**Data entries for graphics:**
* start *

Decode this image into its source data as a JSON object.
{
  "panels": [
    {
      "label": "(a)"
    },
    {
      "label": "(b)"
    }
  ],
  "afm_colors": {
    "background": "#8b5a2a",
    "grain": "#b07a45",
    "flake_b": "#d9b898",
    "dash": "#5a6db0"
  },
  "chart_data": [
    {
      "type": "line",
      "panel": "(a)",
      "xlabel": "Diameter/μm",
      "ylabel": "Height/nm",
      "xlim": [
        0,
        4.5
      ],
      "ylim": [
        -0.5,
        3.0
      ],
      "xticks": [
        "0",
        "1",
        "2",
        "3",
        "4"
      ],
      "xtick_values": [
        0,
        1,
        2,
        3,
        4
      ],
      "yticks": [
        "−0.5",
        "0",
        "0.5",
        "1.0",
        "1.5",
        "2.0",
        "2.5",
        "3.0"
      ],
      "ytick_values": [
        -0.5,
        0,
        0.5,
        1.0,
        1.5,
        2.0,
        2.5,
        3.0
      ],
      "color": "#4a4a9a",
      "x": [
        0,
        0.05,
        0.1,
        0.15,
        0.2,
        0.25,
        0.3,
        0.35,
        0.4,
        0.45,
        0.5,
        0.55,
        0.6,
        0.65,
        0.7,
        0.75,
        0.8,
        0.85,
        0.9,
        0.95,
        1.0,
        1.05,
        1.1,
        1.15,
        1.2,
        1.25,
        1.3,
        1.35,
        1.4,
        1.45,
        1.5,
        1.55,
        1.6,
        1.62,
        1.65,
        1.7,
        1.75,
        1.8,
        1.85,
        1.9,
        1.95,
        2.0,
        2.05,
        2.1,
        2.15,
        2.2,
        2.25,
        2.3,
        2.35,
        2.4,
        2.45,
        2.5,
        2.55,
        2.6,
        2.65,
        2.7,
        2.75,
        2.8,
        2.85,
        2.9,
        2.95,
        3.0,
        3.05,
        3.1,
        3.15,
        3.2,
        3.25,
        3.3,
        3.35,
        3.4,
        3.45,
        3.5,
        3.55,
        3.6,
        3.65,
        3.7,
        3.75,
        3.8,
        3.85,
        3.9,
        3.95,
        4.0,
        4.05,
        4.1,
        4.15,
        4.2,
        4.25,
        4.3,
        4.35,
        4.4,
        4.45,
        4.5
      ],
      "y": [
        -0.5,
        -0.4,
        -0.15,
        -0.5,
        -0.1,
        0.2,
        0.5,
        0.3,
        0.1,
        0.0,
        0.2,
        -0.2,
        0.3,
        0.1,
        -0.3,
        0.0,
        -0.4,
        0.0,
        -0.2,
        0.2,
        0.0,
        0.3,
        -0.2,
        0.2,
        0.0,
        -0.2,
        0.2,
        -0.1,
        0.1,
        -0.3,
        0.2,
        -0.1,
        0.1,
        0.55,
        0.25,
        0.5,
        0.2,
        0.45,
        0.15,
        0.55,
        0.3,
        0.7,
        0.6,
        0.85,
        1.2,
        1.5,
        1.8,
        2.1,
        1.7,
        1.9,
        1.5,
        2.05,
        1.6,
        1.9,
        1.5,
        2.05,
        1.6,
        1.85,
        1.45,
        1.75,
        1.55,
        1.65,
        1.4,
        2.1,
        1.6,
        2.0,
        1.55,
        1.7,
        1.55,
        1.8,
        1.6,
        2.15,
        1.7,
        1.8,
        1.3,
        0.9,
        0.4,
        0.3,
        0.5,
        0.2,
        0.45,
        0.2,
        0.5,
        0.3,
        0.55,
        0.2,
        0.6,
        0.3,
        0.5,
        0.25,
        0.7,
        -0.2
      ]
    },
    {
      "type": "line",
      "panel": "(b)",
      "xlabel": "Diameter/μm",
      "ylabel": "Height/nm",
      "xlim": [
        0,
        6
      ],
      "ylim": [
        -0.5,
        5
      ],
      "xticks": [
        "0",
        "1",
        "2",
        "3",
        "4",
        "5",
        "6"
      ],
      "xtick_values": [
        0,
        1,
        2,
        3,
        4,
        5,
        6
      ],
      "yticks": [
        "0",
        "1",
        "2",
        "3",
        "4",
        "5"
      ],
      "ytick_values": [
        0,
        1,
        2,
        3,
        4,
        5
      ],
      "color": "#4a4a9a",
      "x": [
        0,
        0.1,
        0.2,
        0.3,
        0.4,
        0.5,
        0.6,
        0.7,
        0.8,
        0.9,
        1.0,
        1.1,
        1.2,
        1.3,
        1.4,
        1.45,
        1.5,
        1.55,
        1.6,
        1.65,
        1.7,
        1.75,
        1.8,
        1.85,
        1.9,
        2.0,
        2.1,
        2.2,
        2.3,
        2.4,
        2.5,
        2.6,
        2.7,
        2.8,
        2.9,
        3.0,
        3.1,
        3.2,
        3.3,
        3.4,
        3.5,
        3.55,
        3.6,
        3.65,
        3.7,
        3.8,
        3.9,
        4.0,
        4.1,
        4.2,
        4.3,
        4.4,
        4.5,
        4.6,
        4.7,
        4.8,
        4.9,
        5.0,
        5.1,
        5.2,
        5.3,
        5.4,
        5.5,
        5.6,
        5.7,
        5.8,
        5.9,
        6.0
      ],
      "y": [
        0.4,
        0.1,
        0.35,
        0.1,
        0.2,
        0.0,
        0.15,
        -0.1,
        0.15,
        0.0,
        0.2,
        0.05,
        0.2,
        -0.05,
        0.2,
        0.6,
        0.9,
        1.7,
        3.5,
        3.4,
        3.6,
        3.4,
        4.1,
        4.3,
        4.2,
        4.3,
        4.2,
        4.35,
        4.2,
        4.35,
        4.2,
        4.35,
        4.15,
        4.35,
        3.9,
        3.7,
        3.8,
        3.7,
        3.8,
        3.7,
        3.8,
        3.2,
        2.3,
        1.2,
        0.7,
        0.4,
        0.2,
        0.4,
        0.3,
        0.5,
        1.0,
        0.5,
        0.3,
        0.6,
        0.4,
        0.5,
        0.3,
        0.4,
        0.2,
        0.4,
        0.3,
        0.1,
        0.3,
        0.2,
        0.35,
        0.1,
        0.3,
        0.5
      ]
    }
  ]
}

* end *

**TASK TO CARRY OUT:**
Recopy the entries above exactly, with every line included.

**FULL OUTPUT:**
Decode this image into its source data as a JSON object.
{
  "panels": [
    {
      "label": "(a)"
    },
    {
      "label": "(b)"
    }
  ],
  "afm_colors": {
    "background": "#8b5a2a",
    "grain": "#b07a45",
    "flake_b": "#d9b898",
    "dash": "#5a6db0"
  },
  "chart_data": [
    {
      "type": "line",
      "panel": "(a)",
      "xlabel": "Diameter/μm",
      "ylabel": "Height/nm",
      "xlim": [
        0,
        4.5
      ],
      "ylim": [
        -0.5,
        3.0
      ],
      "xticks": [
        "0",
        "1",
        "2",
        "3",
        "4"
      ],
      "xtick_values": [
        0,
        1,
        2,
        3,
        4
      ],
      "yticks": [
        "−0.5",
        "0",
        "0.5",
        "1.0",
        "1.5",
        "2.0",
        "2.5",
        "3.0"
      ],
      "ytick_values": [
        -0.5,
        0,
        0.5,
        1.0,
        1.5,
        2.0,
        2.5,
        3.0
      ],
      "color": "#4a4a9a",
      "x": [
        0,
        0.05,
        0.1,
        0.15,
        0.2,
        0.25,
        0.3,
        0.35,
        0.4,
        0.45,
        0.5,
        0.55,
        0.6,
        0.65,
        0.7,
        0.75,
        0.8,
        0.85,
        0.9,
        0.95,
        1.0,
        1.05,
        1.1,
        1.15,
        1.2,
        1.25,
        1.3,
        1.35,
        1.4,
        1.45,
        1.5,
        1.55,
        1.6,
        1.62,
        1.65,
        1.7,
        1.75,
        1.8,
        1.85,
        1.9,
        1.95,
        2.0,
        2.05,
        2.1,
        2.15,
        2.2,
        2.25,
        2.3,
        2.35,
        2.4,
        2.45,
        2.5,
        2.55,
        2.6,
        2.65,
        2.7,
        2.75,
        2.8,
        2.85,
        2.9,
        2.95,
        3.0,
        3.05,
        3.1,
        3.15,
        3.2,
        3.25,
        3.3,
        3.35,
        3.4,
        3.45,
        3.5,
        3.55,
        3.6,
        3.65,
        3.7,
        3.75,
        3.8,
        3.85,
        3.9,
        3.95,
        4.0,
        4.05,
        4.1,
        4.15,
        4.2,
        4.25,
        4.3,
        4.35,
        4.4,
        4.45,
        4.5
      ],
      "y": [
        -0.5,
        -0.4,
        -0.15,
        -0.5,
        -0.1,
        0.2,
        0.5,
        0.3,
        0.1,
        0.0,
        0.2,
        -0.2,
        0.3,
        0.1,
        -0.3,
        0.0,
        -0.4,
        0.0,
        -0.2,
        0.2,
        0.0,
        0.3,
        -0.2,
        0.2,
        0.0,
        -0.2,
        0.2,
        -0.1,
        0.1,
        -0.3,
        0.2,
        -0.1,
        0.1,
        0.55,
        0.25,
        0.5,
        0.2,
        0.45,
        0.15,
        0.55,
        0.3,
        0.7,
        0.6,
        0.85,
        1.2,
        1.5,
        1.8,
        2.1,
        1.7,
        1.9,
        1.5,
        2.05,
        1.6,
        1.9,
        1.5,
        2.05,
        1.6,
        1.85,
        1.45,
        1.75,
        1.55,
        1.65,
        1.4,
        2.1,
        1.6,
        2.0,
        1.55,
        1.7,
        1.55,
        1.8,
        1.6,
        2.15,
        1.7,
        1.8,
        1.3,
        0.9,
        0.4,
        0.3,
        0.5,
        0.2,
        0.45,
        0.2,
        0.5,
        0.3,
        0.55,
        0.2,
        0.6,
        0.3,
        0.5,
        0.25,
        0.7,
        -0.2
      ]
    },
    {
      "type": "line",
      "panel": "(b)",
      "xlabel": "Diameter/μm",
      "ylabel": "Height/nm",
      "xlim": [
        0,
        6
      ],
      "ylim": [
        -0.5,
        5
      ],
      "xticks": [
        "0",
        "1",
        "2",
        "3",
        "4",
        "5",
        "6"
      ],
      "xtick_values": [
        0,
        1,
        2,
        3,
        4,
        5,
        6
      ],
      "yticks": [
        "0",
        "1",
        "2",
        "3",
        "4",
        "5"
      ],
      "ytick_values": [
        0,
        1,
        2,
        3,
        4,
        5
      ],
      "color": "#4a4a9a",
      "x": [
        0,
        0.1,
        0.2,
        0.3,
        0.4,
        0.5,
        0.6,
        0.7,
        0.8,
        0.9,
        1.0,
        1.1,
        1.2,
        1.3,
        1.4,
        1.45,
        1.5,
        1.55,
        1.6,
        1.65,
        1.7,
        1.75,
        1.8,
        1.85,
        1.9,
        2.0,
        2.1,
        2.2,
        2.3,
        2.4,
        2.5,
        2.6,
        2.7,
        2.8,
        2.9,
        3.0,
        3.1,
        3.2,
        3.3,
        3.4,
        3.5,
        3.55,
        3.6,
        3.65,
        3.7,
        3.8,
        3.9,
        4.0,
        4.1,
        4.2,
        4.3,
        4.4,
        4.5,
        4.6,
        4.7,
        4.8,
        4.9,
        5.0,
        5.1,
        5.2,
        5.3,
        5.4,
        5.5,
        5.6,
        5.7,
        5.8,
        5.9,
        6.0
      ],
      "y": [
        0.4,
        0.1,
        0.35,
        0.1,
        0.2,
        0.0,
        0.15,
        -0.1,
        0.15,
        0.0,
        0.2,
        0.05,
        0.2,
        -0.05,
        0.2,
        0.6,
        0.9,
        1.7,
        3.5,
        3.4,
        3.6,
        3.4,
        4.1,
        4.3,
        4.2,
        4.3,
        4.2,
        4.35,
        4.2,
        4.35,
        4.2,
        4.35,
        4.15,
        4.35,
        3.9,
        3.7,
        3.8,
        3.7,
        3.8,
        3.7,
        3.8,
        3.2,
        2.3,
        1.2,
        0.7,
        0.4,
        0.2,
        0.4,
        0.3,
        0.5,
        1.0,
        0.5,
        0.3,
        0.6,
        0.4,
        0.5,
        0.3,
        0.4,
        0.2,
        0.4,
        0.3,
        0.1,
        0.3,
        0.2,
        0.35,
        0.1,
        0.3,
        0.5
      ]
    }
  ]
}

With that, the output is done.